[Given instruction] Copy these lines word for word.

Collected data

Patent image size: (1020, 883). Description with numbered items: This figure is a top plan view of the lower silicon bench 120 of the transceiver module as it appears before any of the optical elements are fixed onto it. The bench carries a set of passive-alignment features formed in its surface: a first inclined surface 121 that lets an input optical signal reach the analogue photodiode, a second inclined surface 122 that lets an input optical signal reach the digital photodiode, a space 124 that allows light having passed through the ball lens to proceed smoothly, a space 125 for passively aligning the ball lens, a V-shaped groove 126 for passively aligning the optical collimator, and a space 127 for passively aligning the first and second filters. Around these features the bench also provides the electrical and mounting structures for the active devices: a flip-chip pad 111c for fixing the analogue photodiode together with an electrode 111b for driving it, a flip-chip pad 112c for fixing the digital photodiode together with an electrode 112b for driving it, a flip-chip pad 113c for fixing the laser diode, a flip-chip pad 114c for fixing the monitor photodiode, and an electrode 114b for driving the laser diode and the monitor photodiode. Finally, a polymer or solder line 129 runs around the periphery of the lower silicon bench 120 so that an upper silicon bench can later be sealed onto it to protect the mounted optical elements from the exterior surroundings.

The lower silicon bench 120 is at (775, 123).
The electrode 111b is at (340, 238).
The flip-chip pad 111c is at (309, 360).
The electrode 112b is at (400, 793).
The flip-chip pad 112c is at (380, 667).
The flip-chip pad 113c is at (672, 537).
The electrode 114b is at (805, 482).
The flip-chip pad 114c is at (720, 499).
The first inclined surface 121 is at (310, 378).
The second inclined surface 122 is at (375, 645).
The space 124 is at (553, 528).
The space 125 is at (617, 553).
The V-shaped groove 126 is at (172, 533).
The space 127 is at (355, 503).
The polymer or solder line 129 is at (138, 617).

[Solution to this exercise]
Patent image size: (1020, 883). Description with numbered items: This figure is a top plan view of the lower silicon bench 120 of the transceiver module as it appears before any of the optical elements are fixed onto it. The bench carries a set of passive-alignment features formed in its surface: a first inclined surface 121 that lets an input optical signal reach the analogue photodiode, a second inclined surface 122 that lets an input optical signal reach the digital photodiode, a space 124 that allows light having passed through the ball lens to proceed smoothly, a space 125 for passively aligning the ball lens, a V-shaped groove 126 for passively aligning the optical collimator, and a space 127 for passively aligning the first and second filters. Around these features the bench also provides the electrical and mounting structures for the active devices: a flip-chip pad 111c for fixing the analogue photodiode together with an electrode 111b for driving it, a flip-chip pad 112c for fixing the digital photodiode together with an electrode 112b for driving it, a flip-chip pad 113c for fixing the laser diode, a flip-chip pad 114c for fixing the monitor photodiode, and an electrode 114b for driving the laser diode and the monitor photodiode. Finally, a polymer or solder line 129 runs around the periphery of the lower silicon bench 120 so that an upper silicon bench can later be sealed onto it to protect the mounted optical elements from the exterior surroundings.

The lower silicon bench 120 is at (775, 123).
The electrode 111b is at (340, 238).
The flip-chip pad 111c is at (309, 360).
The electrode 112b is at (400, 793).
The flip-chip pad 112c is at (380, 667).
The flip-chip pad 113c is at (672, 537).
The electrode 114b is at (805, 482).
The flip-chip pad 114c is at (720, 499).
The first inclined surface 121 is at (310, 378).
The second inclined surface 122 is at (375, 645).
The space 124 is at (553, 528).
The space 125 is at (617, 553).
The V-shaped groove 126 is at (172, 533).
The space 127 is at (355, 503).
The polymer or solder line 129 is at (138, 617).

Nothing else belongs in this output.